Copy out the entries below in full and exactly.

___ Information shown

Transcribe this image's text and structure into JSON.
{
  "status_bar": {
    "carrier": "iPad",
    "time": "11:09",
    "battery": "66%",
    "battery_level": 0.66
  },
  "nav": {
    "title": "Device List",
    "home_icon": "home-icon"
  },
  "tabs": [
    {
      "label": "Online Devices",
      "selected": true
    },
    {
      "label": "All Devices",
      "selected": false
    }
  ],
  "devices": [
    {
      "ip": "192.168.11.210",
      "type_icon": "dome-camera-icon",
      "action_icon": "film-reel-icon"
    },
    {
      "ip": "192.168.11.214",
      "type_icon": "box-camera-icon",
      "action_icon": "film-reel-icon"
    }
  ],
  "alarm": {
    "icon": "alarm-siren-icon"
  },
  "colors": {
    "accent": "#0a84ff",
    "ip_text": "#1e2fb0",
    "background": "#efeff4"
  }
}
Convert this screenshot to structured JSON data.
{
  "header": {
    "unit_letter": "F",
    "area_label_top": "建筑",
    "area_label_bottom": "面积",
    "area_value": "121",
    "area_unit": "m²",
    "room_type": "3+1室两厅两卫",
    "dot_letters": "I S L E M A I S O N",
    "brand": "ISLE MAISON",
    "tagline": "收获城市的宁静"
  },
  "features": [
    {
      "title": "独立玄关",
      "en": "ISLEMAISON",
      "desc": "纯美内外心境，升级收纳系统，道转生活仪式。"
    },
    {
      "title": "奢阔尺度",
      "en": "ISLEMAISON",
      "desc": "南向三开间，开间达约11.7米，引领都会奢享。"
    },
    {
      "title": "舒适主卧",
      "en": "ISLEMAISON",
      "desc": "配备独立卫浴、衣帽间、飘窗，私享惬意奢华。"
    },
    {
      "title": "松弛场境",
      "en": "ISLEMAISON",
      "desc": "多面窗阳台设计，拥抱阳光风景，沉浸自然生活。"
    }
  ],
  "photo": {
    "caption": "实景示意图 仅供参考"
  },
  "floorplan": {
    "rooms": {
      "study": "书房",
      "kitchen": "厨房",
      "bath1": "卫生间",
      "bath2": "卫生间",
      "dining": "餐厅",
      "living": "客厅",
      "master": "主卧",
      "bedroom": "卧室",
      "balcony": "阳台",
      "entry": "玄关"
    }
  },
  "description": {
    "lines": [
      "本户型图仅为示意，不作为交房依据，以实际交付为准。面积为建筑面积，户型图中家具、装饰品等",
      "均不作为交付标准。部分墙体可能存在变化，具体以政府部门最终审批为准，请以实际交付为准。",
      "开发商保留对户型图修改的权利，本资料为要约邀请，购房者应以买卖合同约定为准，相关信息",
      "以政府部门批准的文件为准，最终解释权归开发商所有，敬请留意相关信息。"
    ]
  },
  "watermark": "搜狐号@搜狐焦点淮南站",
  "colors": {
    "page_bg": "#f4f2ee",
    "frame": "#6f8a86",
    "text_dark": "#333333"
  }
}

______

• **Worked answer**:
Transcribe this image's text and structure into JSON.
{
  "status_bar": {
    "carrier": "iPad",
    "time": "11:09",
    "battery": "66%",
    "battery_level": 0.66
  },
  "nav": {
    "title": "Device List",
    "home_icon": "home-icon"
  },
  "tabs": [
    {
      "label": "Online Devices",
      "selected": true
    },
    {
      "label": "All Devices",
      "selected": false
    }
  ],
  "devices": [
    {
      "ip": "192.168.11.210",
      "type_icon": "dome-camera-icon",
      "action_icon": "film-reel-icon"
    },
    {
      "ip": "192.168.11.214",
      "type_icon": "box-camera-icon",
      "action_icon": "film-reel-icon"
    }
  ],
  "alarm": {
    "icon": "alarm-siren-icon"
  },
  "colors": {
    "accent": "#0a84ff",
    "ip_text": "#1e2fb0",
    "background": "#efeff4"
  }
}
Convert this screenshot to structured JSON data.
{
  "header": {
    "unit_letter": "F",
    "area_label_top": "建筑",
    "area_label_bottom": "面积",
    "area_value": "121",
    "area_unit": "m²",
    "room_type": "3+1室两厅两卫",
    "dot_letters": "I S L E M A I S O N",
    "brand": "ISLE MAISON",
    "tagline": "收获城市的宁静"
  },
  "features": [
    {
      "title": "独立玄关",
      "en": "ISLEMAISON",
      "desc": "纯美内外心境，升级收纳系统，道转生活仪式。"
    },
    {
      "title": "奢阔尺度",
      "en": "ISLEMAISON",
      "desc": "南向三开间，开间达约11.7米，引领都会奢享。"
    },
    {
      "title": "舒适主卧",
      "en": "ISLEMAISON",
      "desc": "配备独立卫浴、衣帽间、飘窗，私享惬意奢华。"
    },
    {
      "title": "松弛场境",
      "en": "ISLEMAISON",
      "desc": "多面窗阳台设计，拥抱阳光风景，沉浸自然生活。"
    }
  ],
  "photo": {
    "caption": "实景示意图 仅供参考"
  },
  "floorplan": {
    "rooms": {
      "study": "书房",
      "kitchen": "厨房",
      "bath1": "卫生间",
      "bath2": "卫生间",
      "dining": "餐厅",
      "living": "客厅",
      "master": "主卧",
      "bedroom": "卧室",
      "balcony": "阳台",
      "entry": "玄关"
    }
  },
  "description": {
    "lines": [
      "本户型图仅为示意，不作为交房依据，以实际交付为准。面积为建筑面积，户型图中家具、装饰品等",
      "均不作为交付标准。部分墙体可能存在变化，具体以政府部门最终审批为准，请以实际交付为准。",
      "开发商保留对户型图修改的权利，本资料为要约邀请，购房者应以买卖合同约定为准，相关信息",
      "以政府部门批准的文件为准，最终解释权归开发商所有，敬请留意相关信息。"
    ]
  },
  "watermark": "搜狐号@搜狐焦点淮南站",
  "colors": {
    "page_bg": "#f4f2ee",
    "frame": "#6f8a86",
    "text_dark": "#333333"
  }
}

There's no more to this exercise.